Stored items:
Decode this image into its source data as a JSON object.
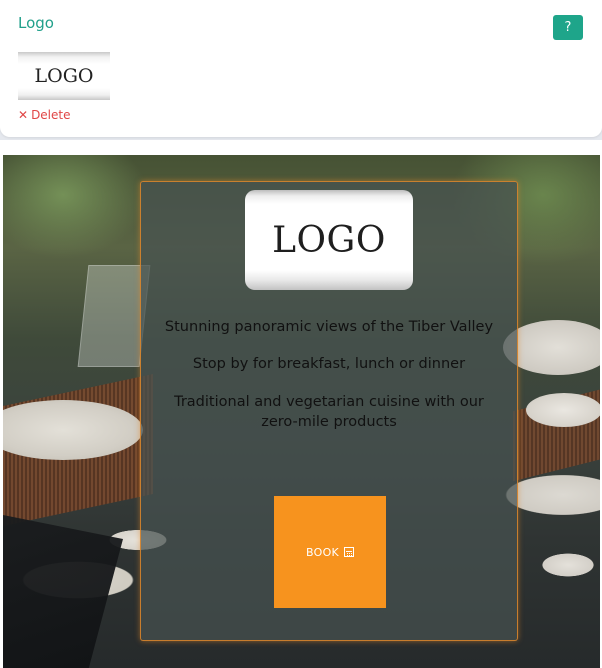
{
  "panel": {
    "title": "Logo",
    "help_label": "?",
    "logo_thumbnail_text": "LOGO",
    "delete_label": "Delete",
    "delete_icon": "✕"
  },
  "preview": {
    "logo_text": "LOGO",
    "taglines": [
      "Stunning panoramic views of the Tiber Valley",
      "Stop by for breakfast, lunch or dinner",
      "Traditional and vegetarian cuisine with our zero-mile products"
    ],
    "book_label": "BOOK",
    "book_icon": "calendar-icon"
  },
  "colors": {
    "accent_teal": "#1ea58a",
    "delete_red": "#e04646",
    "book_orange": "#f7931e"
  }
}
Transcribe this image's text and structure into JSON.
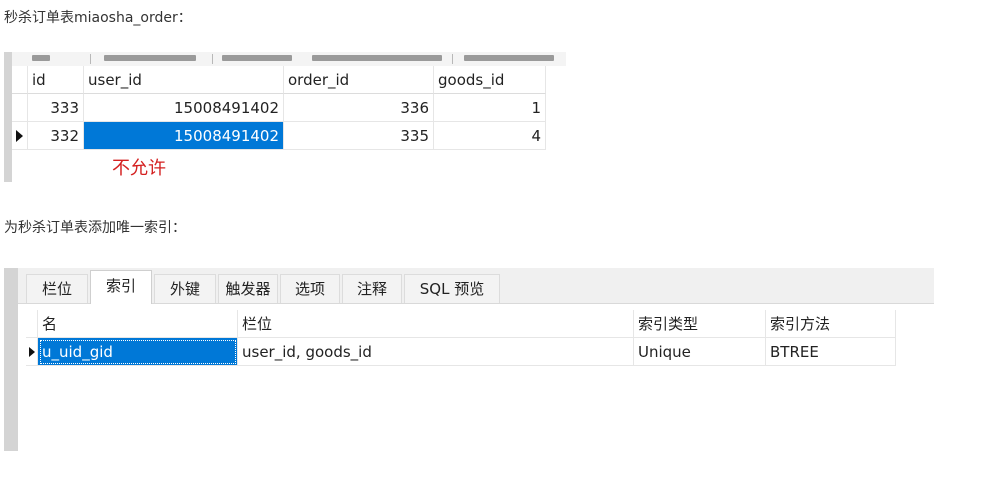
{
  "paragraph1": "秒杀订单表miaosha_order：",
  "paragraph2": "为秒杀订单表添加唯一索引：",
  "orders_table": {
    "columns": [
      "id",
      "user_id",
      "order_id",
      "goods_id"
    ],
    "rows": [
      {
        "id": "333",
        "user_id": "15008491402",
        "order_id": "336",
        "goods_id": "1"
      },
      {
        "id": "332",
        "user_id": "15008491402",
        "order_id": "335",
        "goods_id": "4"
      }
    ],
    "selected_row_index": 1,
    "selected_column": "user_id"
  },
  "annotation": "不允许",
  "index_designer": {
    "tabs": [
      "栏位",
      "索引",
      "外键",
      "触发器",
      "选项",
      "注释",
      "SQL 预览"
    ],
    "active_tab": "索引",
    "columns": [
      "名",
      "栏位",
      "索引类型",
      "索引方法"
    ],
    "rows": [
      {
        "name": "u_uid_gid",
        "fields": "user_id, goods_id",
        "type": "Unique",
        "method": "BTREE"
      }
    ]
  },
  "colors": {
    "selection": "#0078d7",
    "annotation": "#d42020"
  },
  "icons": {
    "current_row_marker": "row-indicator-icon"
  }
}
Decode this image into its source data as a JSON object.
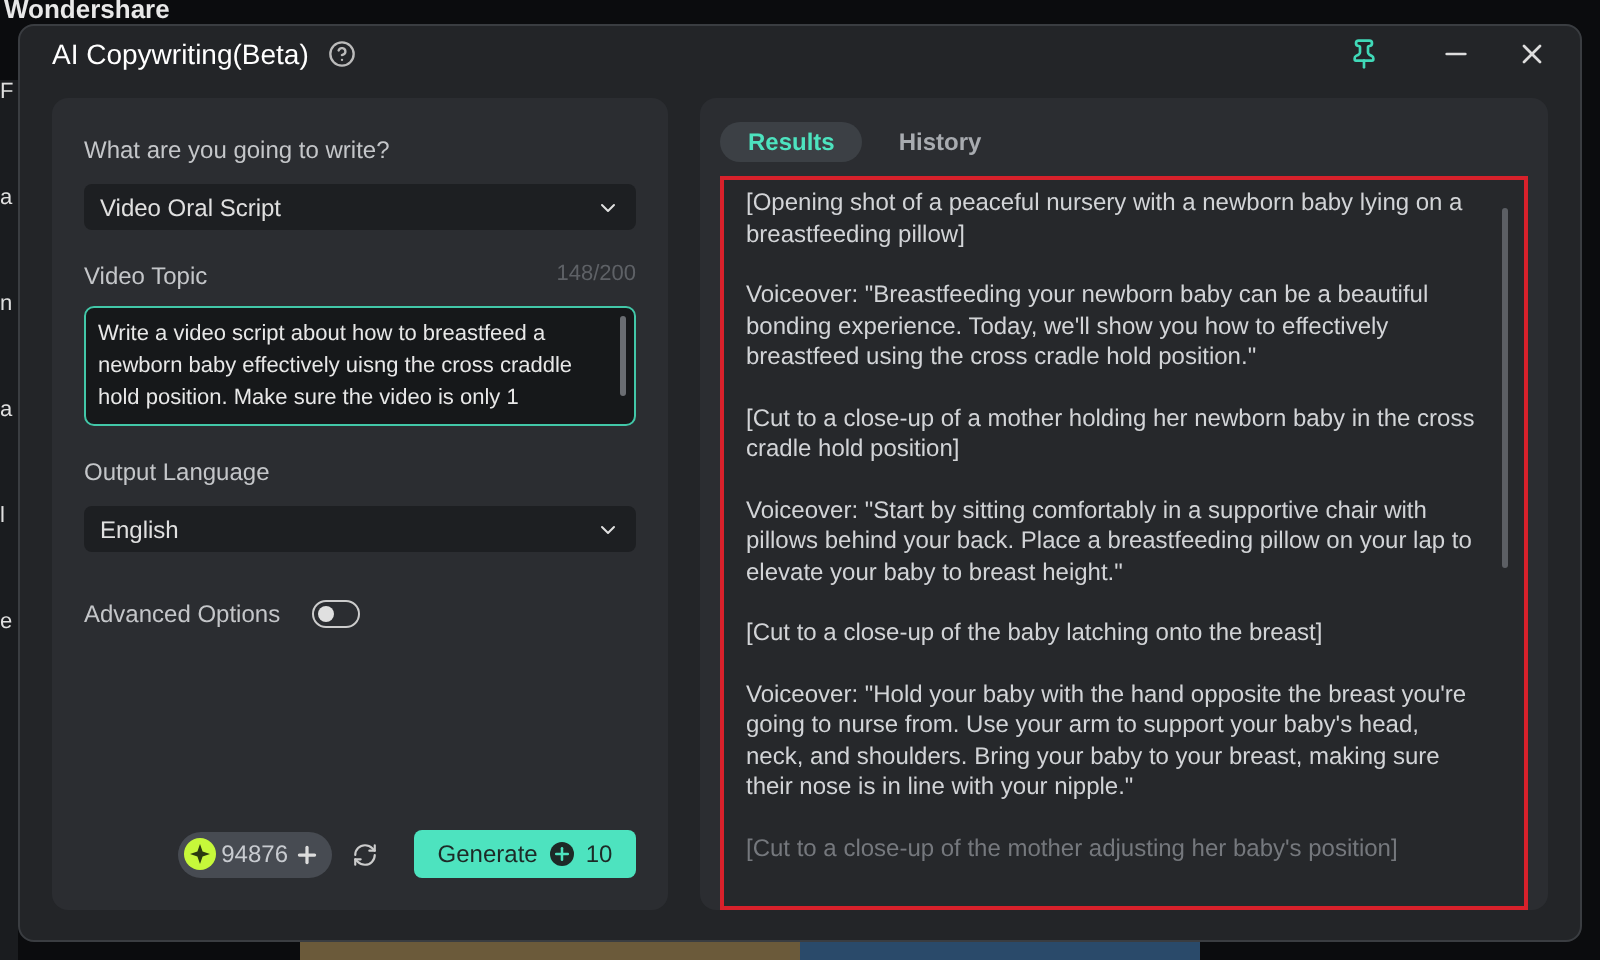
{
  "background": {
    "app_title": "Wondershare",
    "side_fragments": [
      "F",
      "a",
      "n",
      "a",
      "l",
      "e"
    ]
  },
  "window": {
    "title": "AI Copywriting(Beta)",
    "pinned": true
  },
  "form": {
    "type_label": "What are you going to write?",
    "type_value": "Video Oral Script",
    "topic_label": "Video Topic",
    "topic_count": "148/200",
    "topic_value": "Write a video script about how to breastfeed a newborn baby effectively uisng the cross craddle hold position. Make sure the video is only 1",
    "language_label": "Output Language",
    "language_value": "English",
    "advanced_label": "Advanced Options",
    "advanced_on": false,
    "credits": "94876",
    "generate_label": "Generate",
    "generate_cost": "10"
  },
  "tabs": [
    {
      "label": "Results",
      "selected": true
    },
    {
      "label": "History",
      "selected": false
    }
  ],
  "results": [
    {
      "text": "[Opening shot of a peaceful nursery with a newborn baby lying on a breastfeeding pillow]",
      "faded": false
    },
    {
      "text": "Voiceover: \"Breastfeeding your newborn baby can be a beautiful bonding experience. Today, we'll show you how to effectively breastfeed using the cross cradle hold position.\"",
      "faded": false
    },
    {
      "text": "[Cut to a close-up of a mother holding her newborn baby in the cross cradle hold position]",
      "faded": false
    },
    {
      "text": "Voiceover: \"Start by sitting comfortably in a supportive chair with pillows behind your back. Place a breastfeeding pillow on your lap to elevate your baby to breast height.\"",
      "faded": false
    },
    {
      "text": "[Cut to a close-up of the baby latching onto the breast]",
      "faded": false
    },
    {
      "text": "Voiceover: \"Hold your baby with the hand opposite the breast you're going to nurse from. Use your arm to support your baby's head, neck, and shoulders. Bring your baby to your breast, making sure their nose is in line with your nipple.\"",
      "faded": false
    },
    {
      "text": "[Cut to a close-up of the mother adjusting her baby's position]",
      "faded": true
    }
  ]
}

**TASK DIRECTIONS**
Copy out every line from the data above that has "cradle" in it.

**SOLUTION TO THE PROBLEM**
      "text": "Voiceover: \"Breastfeeding your newborn baby can be a beautiful bonding experience. Today, we'll show you how to effectively breastfeed using the cross cradle hold position.\"",
      "text": "[Cut to a close-up of a mother holding her newborn baby in the cross cradle hold position]",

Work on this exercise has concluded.